→ WHAT YOU WILL DO
Give back the records below exactly, every one, with no pictures.

→ INPUT DATA
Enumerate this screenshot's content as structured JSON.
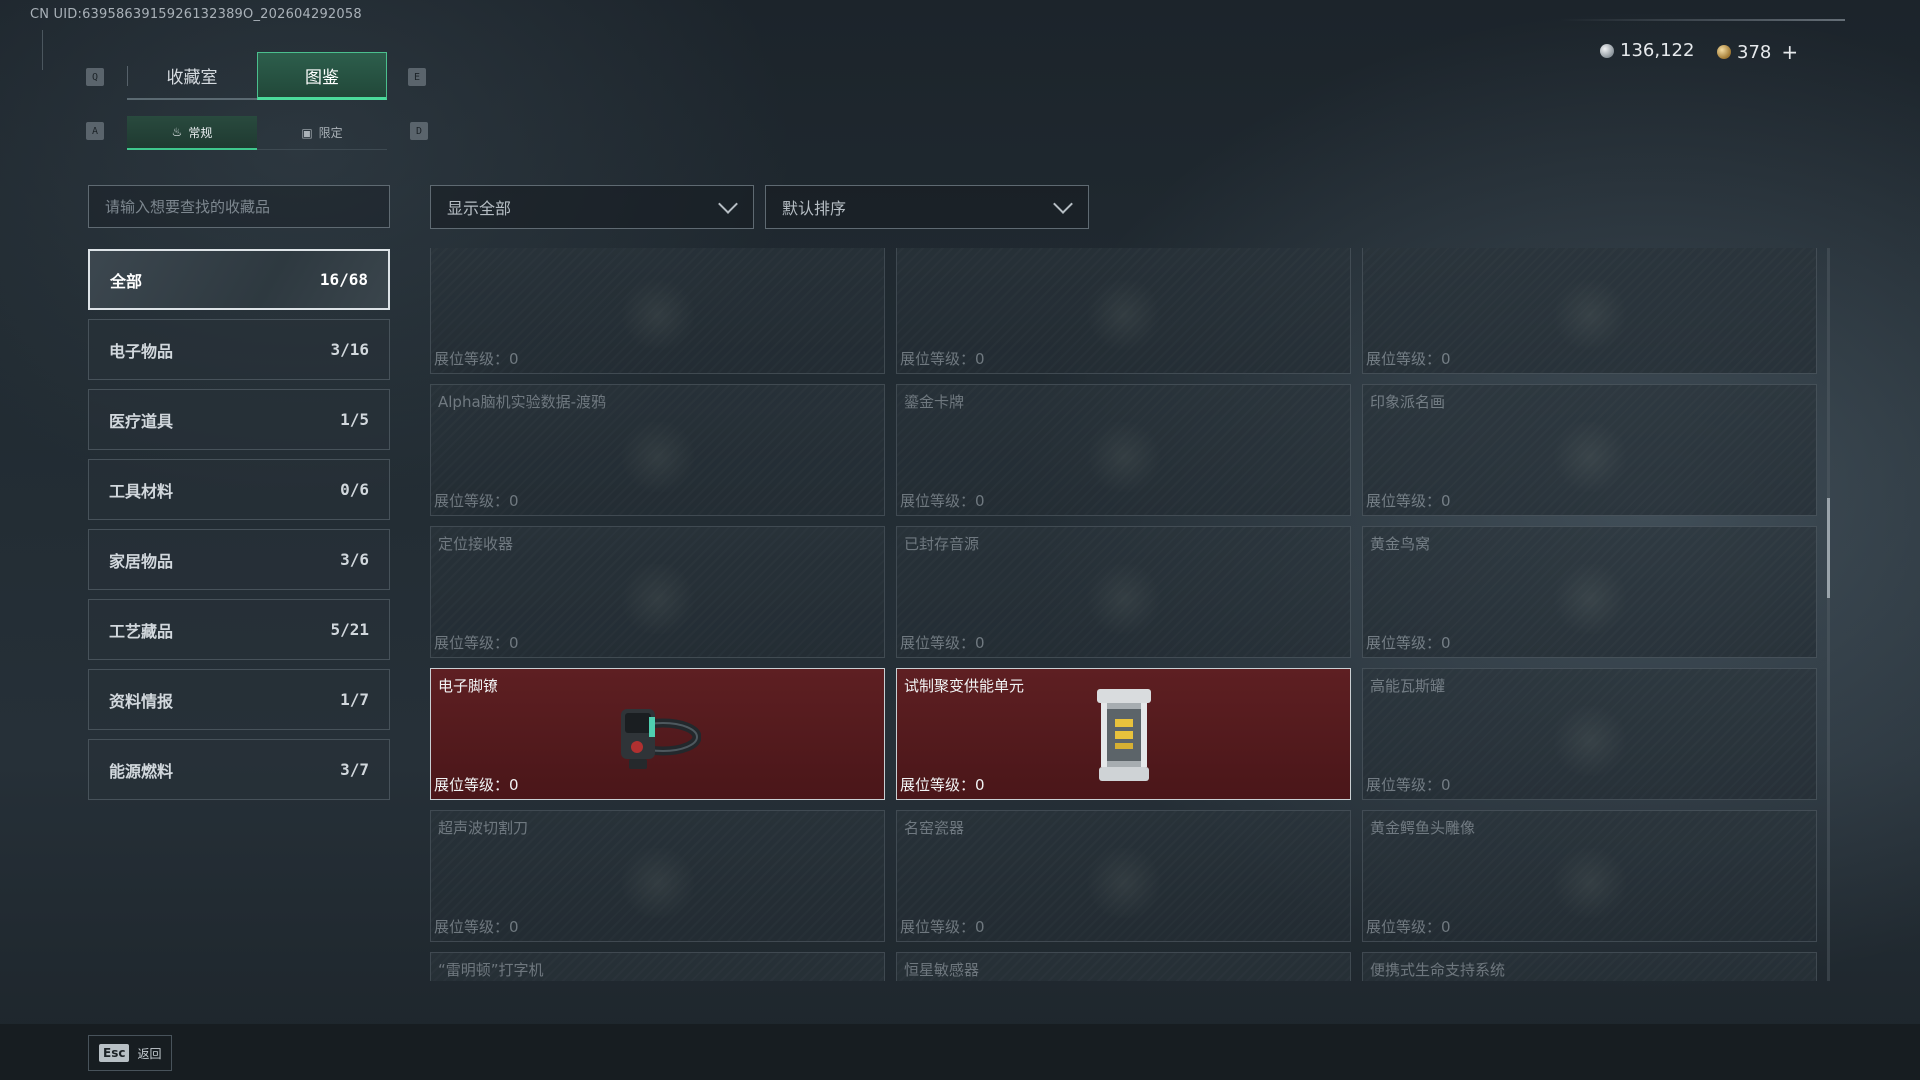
{
  "uid_text": "CN UID:6395863915926132389О_202604292058",
  "currency": {
    "silver": "136,122",
    "gold": "378",
    "plus": "+"
  },
  "keys": {
    "q": "Q",
    "e": "E",
    "a": "A",
    "d": "D"
  },
  "tabs": [
    {
      "label": "收藏室",
      "active": false
    },
    {
      "label": "图鉴",
      "active": true
    }
  ],
  "subtabs": [
    {
      "label": "常规",
      "icon": "flame-icon",
      "active": true
    },
    {
      "label": "限定",
      "icon": "box-icon",
      "active": false
    }
  ],
  "search": {
    "placeholder": "请输入想要查找的收藏品"
  },
  "categories": [
    {
      "label": "全部",
      "count": "16/68",
      "active": true
    },
    {
      "label": "电子物品",
      "count": "3/16"
    },
    {
      "label": "医疗道具",
      "count": "1/5"
    },
    {
      "label": "工具材料",
      "count": "0/6"
    },
    {
      "label": "家居物品",
      "count": "3/6"
    },
    {
      "label": "工艺藏品",
      "count": "5/21"
    },
    {
      "label": "资料情报",
      "count": "1/7"
    },
    {
      "label": "能源燃料",
      "count": "3/7"
    }
  ],
  "filters": {
    "show": "显示全部",
    "sort": "默认排序"
  },
  "level_label": "展位等级：",
  "items": [
    {
      "name": "",
      "level": "0",
      "owned": false
    },
    {
      "name": "",
      "level": "0",
      "owned": false
    },
    {
      "name": "",
      "level": "0",
      "owned": false
    },
    {
      "name": "Alpha脑机实验数据-渡鸦",
      "level": "0",
      "owned": false
    },
    {
      "name": "鎏金卡牌",
      "level": "0",
      "owned": false
    },
    {
      "name": "印象派名画",
      "level": "0",
      "owned": false
    },
    {
      "name": "定位接收器",
      "level": "0",
      "owned": false
    },
    {
      "name": "已封存音源",
      "level": "0",
      "owned": false
    },
    {
      "name": "黄金鸟窝",
      "level": "0",
      "owned": false
    },
    {
      "name": "电子脚镣",
      "level": "0",
      "owned": true,
      "icon": "ankle-monitor-icon"
    },
    {
      "name": "试制聚变供能单元",
      "level": "0",
      "owned": true,
      "icon": "fusion-cell-icon"
    },
    {
      "name": "高能瓦斯罐",
      "level": "0",
      "owned": false
    },
    {
      "name": "超声波切割刀",
      "level": "0",
      "owned": false
    },
    {
      "name": "名窑瓷器",
      "level": "0",
      "owned": false
    },
    {
      "name": "黄金鳄鱼头雕像",
      "level": "0",
      "owned": false
    },
    {
      "name": "“雷明顿”打字机",
      "level": "",
      "owned": false
    },
    {
      "name": "恒星敏感器",
      "level": "",
      "owned": false
    },
    {
      "name": "便携式生命支持系统",
      "level": "",
      "owned": false
    }
  ],
  "footer": {
    "esc_key": "Esc",
    "back": "返回"
  }
}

→ EXERCISE RESULT
Enumerate this screenshot's content as structured JSON.
{
  "uid_text": "CN UID:6395863915926132389О_202604292058",
  "currency": {
    "silver": "136,122",
    "gold": "378",
    "plus": "+"
  },
  "keys": {
    "q": "Q",
    "e": "E",
    "a": "A",
    "d": "D"
  },
  "tabs": [
    {
      "label": "收藏室",
      "active": false
    },
    {
      "label": "图鉴",
      "active": true
    }
  ],
  "subtabs": [
    {
      "label": "常规",
      "icon": "flame-icon",
      "active": true
    },
    {
      "label": "限定",
      "icon": "box-icon",
      "active": false
    }
  ],
  "search": {
    "placeholder": "请输入想要查找的收藏品"
  },
  "categories": [
    {
      "label": "全部",
      "count": "16/68",
      "active": true
    },
    {
      "label": "电子物品",
      "count": "3/16"
    },
    {
      "label": "医疗道具",
      "count": "1/5"
    },
    {
      "label": "工具材料",
      "count": "0/6"
    },
    {
      "label": "家居物品",
      "count": "3/6"
    },
    {
      "label": "工艺藏品",
      "count": "5/21"
    },
    {
      "label": "资料情报",
      "count": "1/7"
    },
    {
      "label": "能源燃料",
      "count": "3/7"
    }
  ],
  "filters": {
    "show": "显示全部",
    "sort": "默认排序"
  },
  "level_label": "展位等级：",
  "items": [
    {
      "name": "",
      "level": "0",
      "owned": false
    },
    {
      "name": "",
      "level": "0",
      "owned": false
    },
    {
      "name": "",
      "level": "0",
      "owned": false
    },
    {
      "name": "Alpha脑机实验数据-渡鸦",
      "level": "0",
      "owned": false
    },
    {
      "name": "鎏金卡牌",
      "level": "0",
      "owned": false
    },
    {
      "name": "印象派名画",
      "level": "0",
      "owned": false
    },
    {
      "name": "定位接收器",
      "level": "0",
      "owned": false
    },
    {
      "name": "已封存音源",
      "level": "0",
      "owned": false
    },
    {
      "name": "黄金鸟窝",
      "level": "0",
      "owned": false
    },
    {
      "name": "电子脚镣",
      "level": "0",
      "owned": true,
      "icon": "ankle-monitor-icon"
    },
    {
      "name": "试制聚变供能单元",
      "level": "0",
      "owned": true,
      "icon": "fusion-cell-icon"
    },
    {
      "name": "高能瓦斯罐",
      "level": "0",
      "owned": false
    },
    {
      "name": "超声波切割刀",
      "level": "0",
      "owned": false
    },
    {
      "name": "名窑瓷器",
      "level": "0",
      "owned": false
    },
    {
      "name": "黄金鳄鱼头雕像",
      "level": "0",
      "owned": false
    },
    {
      "name": "“雷明顿”打字机",
      "level": "",
      "owned": false
    },
    {
      "name": "恒星敏感器",
      "level": "",
      "owned": false
    },
    {
      "name": "便携式生命支持系统",
      "level": "",
      "owned": false
    }
  ],
  "footer": {
    "esc_key": "Esc",
    "back": "返回"
  }
}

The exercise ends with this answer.